▶ Material provided

· · ·

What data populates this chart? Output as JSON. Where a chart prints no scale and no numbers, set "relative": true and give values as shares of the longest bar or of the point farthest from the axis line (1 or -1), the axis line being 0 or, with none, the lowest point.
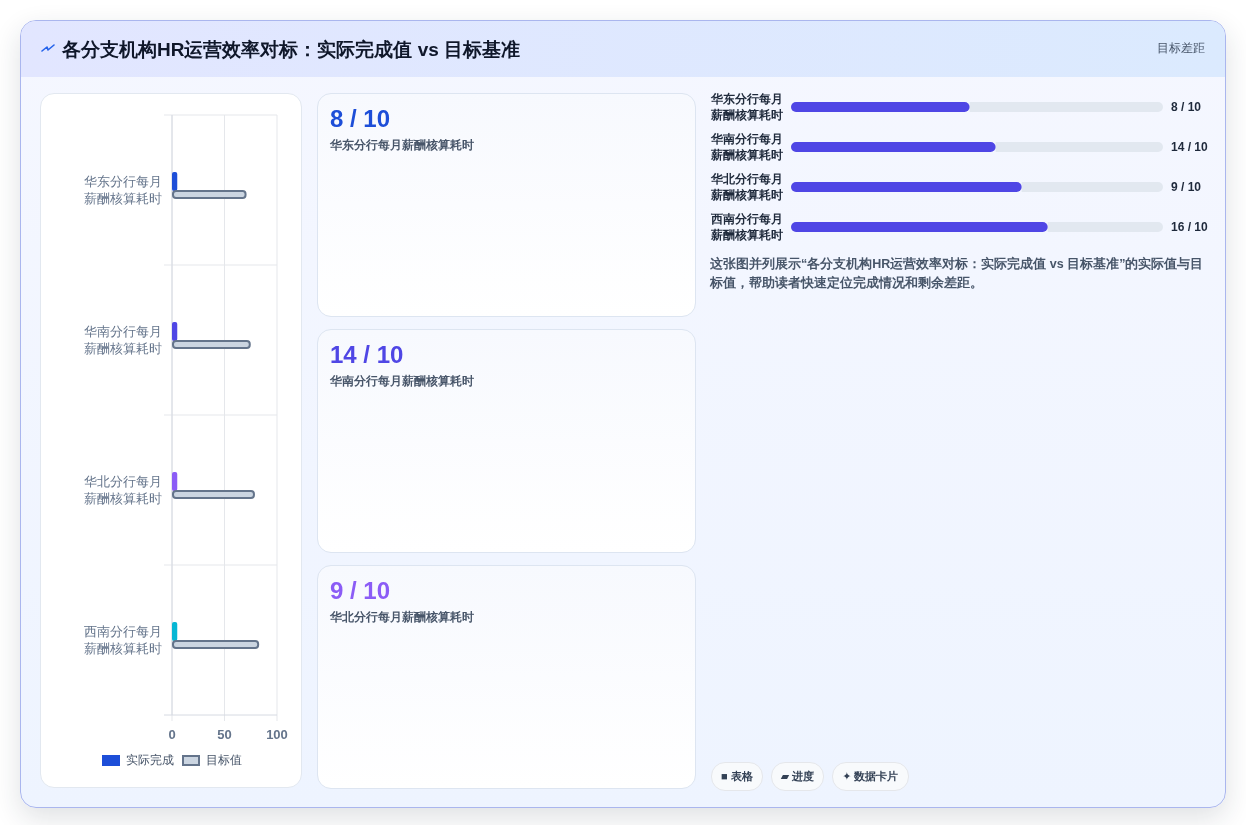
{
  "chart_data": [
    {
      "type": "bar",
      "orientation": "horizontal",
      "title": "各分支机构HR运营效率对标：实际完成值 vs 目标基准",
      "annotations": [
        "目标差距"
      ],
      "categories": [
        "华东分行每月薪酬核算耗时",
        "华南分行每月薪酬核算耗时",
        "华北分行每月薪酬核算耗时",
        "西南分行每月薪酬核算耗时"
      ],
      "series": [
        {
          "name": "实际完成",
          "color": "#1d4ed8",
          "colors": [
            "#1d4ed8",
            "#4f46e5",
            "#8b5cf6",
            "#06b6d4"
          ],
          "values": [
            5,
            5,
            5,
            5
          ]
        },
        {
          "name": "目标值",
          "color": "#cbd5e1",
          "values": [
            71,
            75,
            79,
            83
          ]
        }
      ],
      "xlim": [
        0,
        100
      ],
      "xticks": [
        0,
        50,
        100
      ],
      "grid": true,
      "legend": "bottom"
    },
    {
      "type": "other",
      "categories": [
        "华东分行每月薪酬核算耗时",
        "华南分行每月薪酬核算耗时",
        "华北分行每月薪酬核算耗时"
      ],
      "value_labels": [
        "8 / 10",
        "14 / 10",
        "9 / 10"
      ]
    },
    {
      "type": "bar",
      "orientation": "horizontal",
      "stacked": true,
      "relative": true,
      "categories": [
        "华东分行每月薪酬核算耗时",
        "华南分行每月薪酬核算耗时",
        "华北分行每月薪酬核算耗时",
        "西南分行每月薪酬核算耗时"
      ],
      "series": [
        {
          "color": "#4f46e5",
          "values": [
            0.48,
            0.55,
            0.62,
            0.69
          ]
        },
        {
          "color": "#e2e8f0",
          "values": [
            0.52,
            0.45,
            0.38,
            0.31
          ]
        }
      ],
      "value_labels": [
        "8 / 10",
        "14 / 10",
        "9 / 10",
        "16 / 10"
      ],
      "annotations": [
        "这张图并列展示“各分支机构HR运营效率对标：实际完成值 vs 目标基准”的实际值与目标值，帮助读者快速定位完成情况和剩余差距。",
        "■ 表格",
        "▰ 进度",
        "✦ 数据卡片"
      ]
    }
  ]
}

· · ·

Quote the data above in full and without alteration; skip the pictures.

▶ Solution to the problem
What data populates this chart? Output as JSON. Where a chart prints no scale and no numbers, set "relative": true and give values as shares of the longest bar or of the point farthest from the axis line (1 or -1), the axis line being 0 or, with none, the lowest point.
{
  "chart_data": [
    {
      "type": "bar",
      "orientation": "horizontal",
      "title": "各分支机构HR运营效率对标：实际完成值 vs 目标基准",
      "annotations": [
        "目标差距"
      ],
      "categories": [
        "华东分行每月薪酬核算耗时",
        "华南分行每月薪酬核算耗时",
        "华北分行每月薪酬核算耗时",
        "西南分行每月薪酬核算耗时"
      ],
      "series": [
        {
          "name": "实际完成",
          "color": "#1d4ed8",
          "colors": [
            "#1d4ed8",
            "#4f46e5",
            "#8b5cf6",
            "#06b6d4"
          ],
          "values": [
            5,
            5,
            5,
            5
          ]
        },
        {
          "name": "目标值",
          "color": "#cbd5e1",
          "values": [
            71,
            75,
            79,
            83
          ]
        }
      ],
      "xlim": [
        0,
        100
      ],
      "xticks": [
        0,
        50,
        100
      ],
      "grid": true,
      "legend": "bottom"
    },
    {
      "type": "other",
      "categories": [
        "华东分行每月薪酬核算耗时",
        "华南分行每月薪酬核算耗时",
        "华北分行每月薪酬核算耗时"
      ],
      "value_labels": [
        "8 / 10",
        "14 / 10",
        "9 / 10"
      ]
    },
    {
      "type": "bar",
      "orientation": "horizontal",
      "stacked": true,
      "relative": true,
      "categories": [
        "华东分行每月薪酬核算耗时",
        "华南分行每月薪酬核算耗时",
        "华北分行每月薪酬核算耗时",
        "西南分行每月薪酬核算耗时"
      ],
      "series": [
        {
          "color": "#4f46e5",
          "values": [
            0.48,
            0.55,
            0.62,
            0.69
          ]
        },
        {
          "color": "#e2e8f0",
          "values": [
            0.52,
            0.45,
            0.38,
            0.31
          ]
        }
      ],
      "value_labels": [
        "8 / 10",
        "14 / 10",
        "9 / 10",
        "16 / 10"
      ],
      "annotations": [
        "这张图并列展示“各分支机构HR运营效率对标：实际完成值 vs 目标基准”的实际值与目标值，帮助读者快速定位完成情况和剩余差距。",
        "■ 表格",
        "▰ 进度",
        "✦ 数据卡片"
      ]
    }
  ]
}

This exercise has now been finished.